## Work to complete
Count how many lines below include the string "title", and give that number without anything else.

## Information shown

○ ○ ○ ○ ○

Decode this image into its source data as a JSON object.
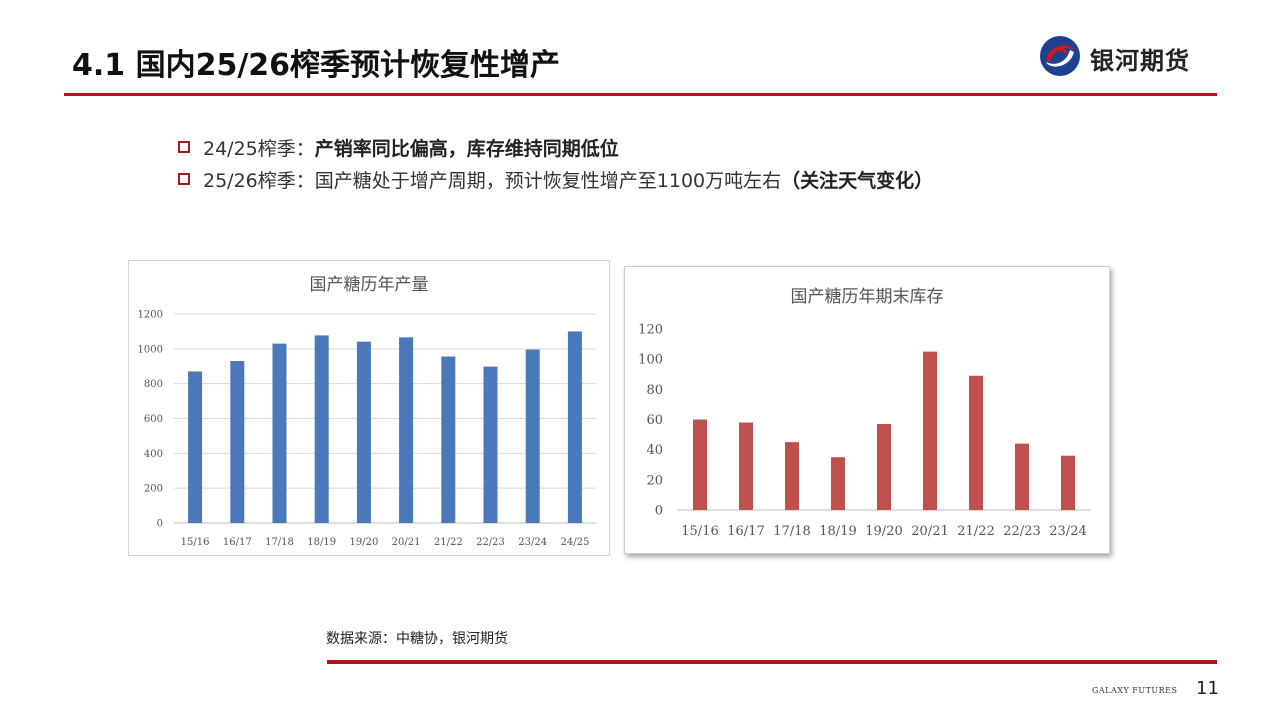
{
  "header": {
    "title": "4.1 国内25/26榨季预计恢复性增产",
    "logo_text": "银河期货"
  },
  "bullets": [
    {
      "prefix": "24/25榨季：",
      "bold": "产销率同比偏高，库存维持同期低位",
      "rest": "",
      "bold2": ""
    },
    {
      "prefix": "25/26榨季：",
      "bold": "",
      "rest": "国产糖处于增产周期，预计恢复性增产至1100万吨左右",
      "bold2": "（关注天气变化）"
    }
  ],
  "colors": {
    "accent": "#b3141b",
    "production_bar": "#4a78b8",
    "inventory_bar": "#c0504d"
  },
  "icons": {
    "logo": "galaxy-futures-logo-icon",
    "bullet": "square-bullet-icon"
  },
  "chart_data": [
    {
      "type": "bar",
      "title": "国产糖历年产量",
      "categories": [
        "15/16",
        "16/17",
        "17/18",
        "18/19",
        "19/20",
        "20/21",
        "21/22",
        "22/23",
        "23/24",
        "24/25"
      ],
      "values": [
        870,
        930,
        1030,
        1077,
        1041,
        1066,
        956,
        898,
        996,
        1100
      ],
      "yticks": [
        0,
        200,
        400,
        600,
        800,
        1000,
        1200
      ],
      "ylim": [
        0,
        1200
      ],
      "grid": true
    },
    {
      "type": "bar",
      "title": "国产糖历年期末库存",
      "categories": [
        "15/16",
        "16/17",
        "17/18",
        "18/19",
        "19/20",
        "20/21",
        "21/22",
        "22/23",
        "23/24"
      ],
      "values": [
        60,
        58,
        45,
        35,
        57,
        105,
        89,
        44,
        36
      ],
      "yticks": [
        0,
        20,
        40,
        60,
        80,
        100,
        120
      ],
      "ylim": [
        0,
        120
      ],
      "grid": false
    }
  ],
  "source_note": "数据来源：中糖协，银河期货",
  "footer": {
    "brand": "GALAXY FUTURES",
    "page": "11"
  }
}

○ ○ ○ ○ ○

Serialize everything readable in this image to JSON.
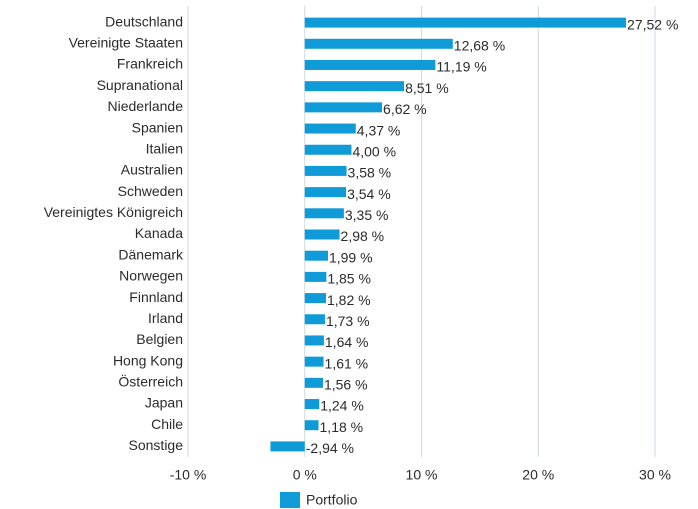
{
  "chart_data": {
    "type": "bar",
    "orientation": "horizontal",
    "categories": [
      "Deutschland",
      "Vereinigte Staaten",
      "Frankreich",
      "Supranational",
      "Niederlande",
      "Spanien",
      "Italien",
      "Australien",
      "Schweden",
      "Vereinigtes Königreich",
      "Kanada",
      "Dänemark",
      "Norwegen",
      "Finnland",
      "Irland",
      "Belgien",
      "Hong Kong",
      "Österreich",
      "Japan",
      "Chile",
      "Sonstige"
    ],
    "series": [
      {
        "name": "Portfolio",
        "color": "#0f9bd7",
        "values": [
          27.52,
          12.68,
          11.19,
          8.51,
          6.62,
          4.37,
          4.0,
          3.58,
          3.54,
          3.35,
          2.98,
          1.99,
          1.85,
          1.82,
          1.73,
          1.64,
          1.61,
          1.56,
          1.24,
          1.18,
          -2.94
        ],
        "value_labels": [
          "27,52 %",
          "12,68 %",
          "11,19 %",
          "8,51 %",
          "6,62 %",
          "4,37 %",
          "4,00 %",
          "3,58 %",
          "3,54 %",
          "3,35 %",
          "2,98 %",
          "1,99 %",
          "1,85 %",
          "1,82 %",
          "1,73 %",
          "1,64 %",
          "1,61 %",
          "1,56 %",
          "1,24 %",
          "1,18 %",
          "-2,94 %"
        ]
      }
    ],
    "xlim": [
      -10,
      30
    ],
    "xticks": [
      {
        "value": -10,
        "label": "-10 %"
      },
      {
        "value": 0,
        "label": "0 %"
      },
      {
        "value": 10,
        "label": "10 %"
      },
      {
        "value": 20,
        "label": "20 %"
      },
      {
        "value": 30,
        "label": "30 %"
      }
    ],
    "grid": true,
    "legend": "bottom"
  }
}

○ ○ ○ ○ ○

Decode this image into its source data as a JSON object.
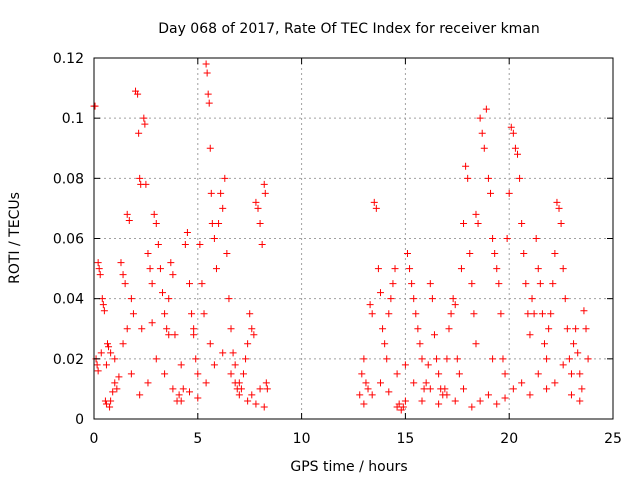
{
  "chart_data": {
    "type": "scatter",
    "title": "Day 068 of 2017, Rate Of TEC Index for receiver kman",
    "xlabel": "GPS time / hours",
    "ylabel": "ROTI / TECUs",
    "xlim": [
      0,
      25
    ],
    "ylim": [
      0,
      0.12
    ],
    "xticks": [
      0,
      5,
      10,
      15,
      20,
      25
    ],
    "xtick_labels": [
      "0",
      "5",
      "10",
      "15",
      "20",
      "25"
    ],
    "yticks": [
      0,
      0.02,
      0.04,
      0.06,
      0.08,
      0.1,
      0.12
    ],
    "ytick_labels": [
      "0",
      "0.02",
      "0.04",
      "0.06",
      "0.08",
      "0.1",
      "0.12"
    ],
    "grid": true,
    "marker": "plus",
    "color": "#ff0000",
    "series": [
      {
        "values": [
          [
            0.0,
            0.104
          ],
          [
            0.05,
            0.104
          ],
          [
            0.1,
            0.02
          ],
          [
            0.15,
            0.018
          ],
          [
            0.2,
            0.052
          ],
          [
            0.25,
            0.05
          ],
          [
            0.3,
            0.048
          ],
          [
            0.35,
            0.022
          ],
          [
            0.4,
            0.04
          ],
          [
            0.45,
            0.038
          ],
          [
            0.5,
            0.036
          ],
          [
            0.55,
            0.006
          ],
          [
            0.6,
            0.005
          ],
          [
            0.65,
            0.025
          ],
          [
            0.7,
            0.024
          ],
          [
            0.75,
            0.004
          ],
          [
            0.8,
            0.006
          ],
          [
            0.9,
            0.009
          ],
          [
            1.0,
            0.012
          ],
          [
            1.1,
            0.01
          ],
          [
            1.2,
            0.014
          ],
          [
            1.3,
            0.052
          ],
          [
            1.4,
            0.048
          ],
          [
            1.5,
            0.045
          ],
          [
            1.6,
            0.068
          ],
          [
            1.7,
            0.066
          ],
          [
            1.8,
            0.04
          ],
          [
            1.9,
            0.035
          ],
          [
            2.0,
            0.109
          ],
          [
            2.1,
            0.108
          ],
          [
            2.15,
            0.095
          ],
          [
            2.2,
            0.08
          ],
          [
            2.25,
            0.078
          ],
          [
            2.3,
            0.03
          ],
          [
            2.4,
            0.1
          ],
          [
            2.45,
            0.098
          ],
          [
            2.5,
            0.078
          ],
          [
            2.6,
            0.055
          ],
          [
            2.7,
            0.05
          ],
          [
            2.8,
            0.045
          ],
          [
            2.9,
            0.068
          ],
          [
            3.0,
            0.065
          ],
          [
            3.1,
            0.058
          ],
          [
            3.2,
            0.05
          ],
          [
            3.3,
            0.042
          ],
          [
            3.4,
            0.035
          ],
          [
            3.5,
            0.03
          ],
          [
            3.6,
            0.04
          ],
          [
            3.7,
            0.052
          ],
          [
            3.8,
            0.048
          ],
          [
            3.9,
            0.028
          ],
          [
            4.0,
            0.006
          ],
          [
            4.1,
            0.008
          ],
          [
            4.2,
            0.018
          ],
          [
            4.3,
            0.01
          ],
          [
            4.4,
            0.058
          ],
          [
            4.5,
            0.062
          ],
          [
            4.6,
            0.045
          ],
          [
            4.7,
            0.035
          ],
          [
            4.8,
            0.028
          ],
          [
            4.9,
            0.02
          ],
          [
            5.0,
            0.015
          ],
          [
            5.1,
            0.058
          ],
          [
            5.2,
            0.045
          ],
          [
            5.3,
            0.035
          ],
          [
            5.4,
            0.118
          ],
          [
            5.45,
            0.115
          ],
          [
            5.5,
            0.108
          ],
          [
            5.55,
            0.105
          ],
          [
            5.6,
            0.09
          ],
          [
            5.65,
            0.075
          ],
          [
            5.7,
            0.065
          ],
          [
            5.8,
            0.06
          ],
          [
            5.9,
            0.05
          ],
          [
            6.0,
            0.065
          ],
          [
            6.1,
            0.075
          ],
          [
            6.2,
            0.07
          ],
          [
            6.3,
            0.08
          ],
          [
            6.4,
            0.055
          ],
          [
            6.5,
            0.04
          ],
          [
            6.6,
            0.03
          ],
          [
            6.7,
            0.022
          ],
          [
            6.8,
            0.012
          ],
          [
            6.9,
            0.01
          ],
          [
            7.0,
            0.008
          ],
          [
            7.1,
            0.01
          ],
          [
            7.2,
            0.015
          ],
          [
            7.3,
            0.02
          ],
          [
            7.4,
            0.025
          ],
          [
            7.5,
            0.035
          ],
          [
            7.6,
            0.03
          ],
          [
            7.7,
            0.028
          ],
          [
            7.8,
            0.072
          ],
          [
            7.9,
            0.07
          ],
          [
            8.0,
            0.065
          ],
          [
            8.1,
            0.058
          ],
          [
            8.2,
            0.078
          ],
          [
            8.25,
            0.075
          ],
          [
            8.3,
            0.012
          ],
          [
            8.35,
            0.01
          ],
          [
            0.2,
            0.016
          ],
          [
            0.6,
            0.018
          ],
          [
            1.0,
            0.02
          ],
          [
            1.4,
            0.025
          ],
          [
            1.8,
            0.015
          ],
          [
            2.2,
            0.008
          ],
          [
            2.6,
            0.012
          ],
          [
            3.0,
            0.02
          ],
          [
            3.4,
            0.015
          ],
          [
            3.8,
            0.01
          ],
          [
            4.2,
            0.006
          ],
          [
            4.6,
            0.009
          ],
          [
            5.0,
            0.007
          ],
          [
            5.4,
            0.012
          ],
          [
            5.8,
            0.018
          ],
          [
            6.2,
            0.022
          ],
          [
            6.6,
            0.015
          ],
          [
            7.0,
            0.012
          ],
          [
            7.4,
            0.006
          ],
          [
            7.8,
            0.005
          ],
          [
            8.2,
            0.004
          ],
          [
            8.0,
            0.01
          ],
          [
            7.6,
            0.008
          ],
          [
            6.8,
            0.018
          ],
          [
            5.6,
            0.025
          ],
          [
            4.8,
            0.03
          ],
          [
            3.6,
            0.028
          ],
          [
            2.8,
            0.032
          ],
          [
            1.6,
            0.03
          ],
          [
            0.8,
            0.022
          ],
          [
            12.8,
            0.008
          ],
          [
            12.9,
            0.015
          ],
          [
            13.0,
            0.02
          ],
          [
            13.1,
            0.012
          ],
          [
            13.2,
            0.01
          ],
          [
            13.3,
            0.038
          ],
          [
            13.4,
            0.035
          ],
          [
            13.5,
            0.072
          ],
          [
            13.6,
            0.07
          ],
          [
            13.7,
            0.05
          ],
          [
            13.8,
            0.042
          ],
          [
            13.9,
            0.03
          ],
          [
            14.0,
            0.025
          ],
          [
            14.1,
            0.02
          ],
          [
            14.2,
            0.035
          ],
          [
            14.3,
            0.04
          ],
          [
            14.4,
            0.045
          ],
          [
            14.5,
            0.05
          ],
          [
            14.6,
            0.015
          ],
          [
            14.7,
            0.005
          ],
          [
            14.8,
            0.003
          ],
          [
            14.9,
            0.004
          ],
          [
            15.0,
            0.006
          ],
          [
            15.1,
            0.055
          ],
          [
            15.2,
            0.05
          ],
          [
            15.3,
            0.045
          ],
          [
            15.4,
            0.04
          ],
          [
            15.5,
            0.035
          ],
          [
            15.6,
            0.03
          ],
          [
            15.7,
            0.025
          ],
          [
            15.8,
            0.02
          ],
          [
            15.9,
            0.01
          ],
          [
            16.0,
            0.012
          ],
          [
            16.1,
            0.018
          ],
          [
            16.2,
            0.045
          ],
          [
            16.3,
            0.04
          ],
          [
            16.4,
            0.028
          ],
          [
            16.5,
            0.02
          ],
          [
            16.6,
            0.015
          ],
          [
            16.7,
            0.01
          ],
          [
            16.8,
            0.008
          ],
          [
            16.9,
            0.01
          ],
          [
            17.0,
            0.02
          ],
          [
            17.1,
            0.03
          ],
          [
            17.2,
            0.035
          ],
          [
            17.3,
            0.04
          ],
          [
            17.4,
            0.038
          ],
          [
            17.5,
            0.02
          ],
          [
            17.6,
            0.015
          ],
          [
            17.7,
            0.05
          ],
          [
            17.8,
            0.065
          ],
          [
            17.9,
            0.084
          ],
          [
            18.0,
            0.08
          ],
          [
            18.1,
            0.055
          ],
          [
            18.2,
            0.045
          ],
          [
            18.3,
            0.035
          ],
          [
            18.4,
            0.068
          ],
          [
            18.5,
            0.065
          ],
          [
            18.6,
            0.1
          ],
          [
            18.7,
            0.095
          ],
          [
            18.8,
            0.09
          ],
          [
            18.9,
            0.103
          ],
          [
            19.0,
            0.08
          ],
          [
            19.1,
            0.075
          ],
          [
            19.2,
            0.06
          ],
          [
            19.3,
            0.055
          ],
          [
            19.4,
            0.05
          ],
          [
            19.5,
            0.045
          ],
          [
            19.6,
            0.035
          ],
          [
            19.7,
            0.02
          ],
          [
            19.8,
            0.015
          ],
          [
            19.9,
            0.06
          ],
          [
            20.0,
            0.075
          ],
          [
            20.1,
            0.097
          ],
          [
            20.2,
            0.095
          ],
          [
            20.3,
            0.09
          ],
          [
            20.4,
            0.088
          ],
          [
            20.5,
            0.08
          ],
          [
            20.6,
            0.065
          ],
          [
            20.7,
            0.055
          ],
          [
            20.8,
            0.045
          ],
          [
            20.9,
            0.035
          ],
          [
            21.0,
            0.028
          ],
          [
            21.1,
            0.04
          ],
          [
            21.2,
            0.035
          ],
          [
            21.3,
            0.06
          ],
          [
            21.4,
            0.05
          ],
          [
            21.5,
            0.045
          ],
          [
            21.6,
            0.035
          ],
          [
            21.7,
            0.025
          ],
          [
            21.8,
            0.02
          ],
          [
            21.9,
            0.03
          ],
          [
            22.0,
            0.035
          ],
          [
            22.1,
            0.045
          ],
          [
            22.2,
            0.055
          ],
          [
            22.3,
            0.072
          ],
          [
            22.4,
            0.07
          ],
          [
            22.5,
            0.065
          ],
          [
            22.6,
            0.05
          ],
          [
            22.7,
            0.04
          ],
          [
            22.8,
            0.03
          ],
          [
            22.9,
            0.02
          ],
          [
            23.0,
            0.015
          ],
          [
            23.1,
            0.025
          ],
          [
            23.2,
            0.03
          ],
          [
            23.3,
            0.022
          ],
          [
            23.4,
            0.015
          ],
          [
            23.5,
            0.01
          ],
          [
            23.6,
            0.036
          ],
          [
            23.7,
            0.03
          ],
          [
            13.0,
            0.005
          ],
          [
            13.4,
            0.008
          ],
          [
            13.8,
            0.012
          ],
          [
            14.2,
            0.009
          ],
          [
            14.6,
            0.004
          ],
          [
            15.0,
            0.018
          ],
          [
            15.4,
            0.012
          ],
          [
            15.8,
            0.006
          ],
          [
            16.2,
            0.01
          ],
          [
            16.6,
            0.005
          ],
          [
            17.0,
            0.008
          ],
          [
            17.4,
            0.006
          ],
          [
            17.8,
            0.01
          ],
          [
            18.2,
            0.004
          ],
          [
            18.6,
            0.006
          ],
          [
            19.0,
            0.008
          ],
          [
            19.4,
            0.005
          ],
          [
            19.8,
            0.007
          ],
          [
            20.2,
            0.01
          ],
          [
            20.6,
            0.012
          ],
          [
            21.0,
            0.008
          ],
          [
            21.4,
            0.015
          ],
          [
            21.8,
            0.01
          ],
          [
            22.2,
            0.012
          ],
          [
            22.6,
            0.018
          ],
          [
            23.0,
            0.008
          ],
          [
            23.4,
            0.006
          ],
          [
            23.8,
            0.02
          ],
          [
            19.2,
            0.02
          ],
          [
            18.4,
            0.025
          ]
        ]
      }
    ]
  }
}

○ ○ ○ ○ ○

## Complete output
4